* **GIVEN EXERCISE**:
Set down each entry from the block beneath, exactly as written.

▬▬▬▬▬▬▬▬▬▬

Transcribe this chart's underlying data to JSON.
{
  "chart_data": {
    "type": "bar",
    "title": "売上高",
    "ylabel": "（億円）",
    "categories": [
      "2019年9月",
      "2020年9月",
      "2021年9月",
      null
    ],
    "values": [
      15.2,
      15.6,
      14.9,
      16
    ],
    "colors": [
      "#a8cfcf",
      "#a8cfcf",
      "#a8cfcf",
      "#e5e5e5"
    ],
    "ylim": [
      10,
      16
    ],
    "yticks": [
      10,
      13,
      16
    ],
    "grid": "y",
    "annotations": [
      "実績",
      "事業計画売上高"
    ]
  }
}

▬▬▬▬▬▬▬▬▬▬

* **PROBLEM SOLUTION**:
Transcribe this chart's underlying data to JSON.
{
  "chart_data": {
    "type": "bar",
    "title": "売上高",
    "ylabel": "（億円）",
    "categories": [
      "2019年9月",
      "2020年9月",
      "2021年9月",
      null
    ],
    "values": [
      15.2,
      15.6,
      14.9,
      16
    ],
    "colors": [
      "#a8cfcf",
      "#a8cfcf",
      "#a8cfcf",
      "#e5e5e5"
    ],
    "ylim": [
      10,
      16
    ],
    "yticks": [
      10,
      13,
      16
    ],
    "grid": "y",
    "annotations": [
      "実績",
      "事業計画売上高"
    ]
  }
}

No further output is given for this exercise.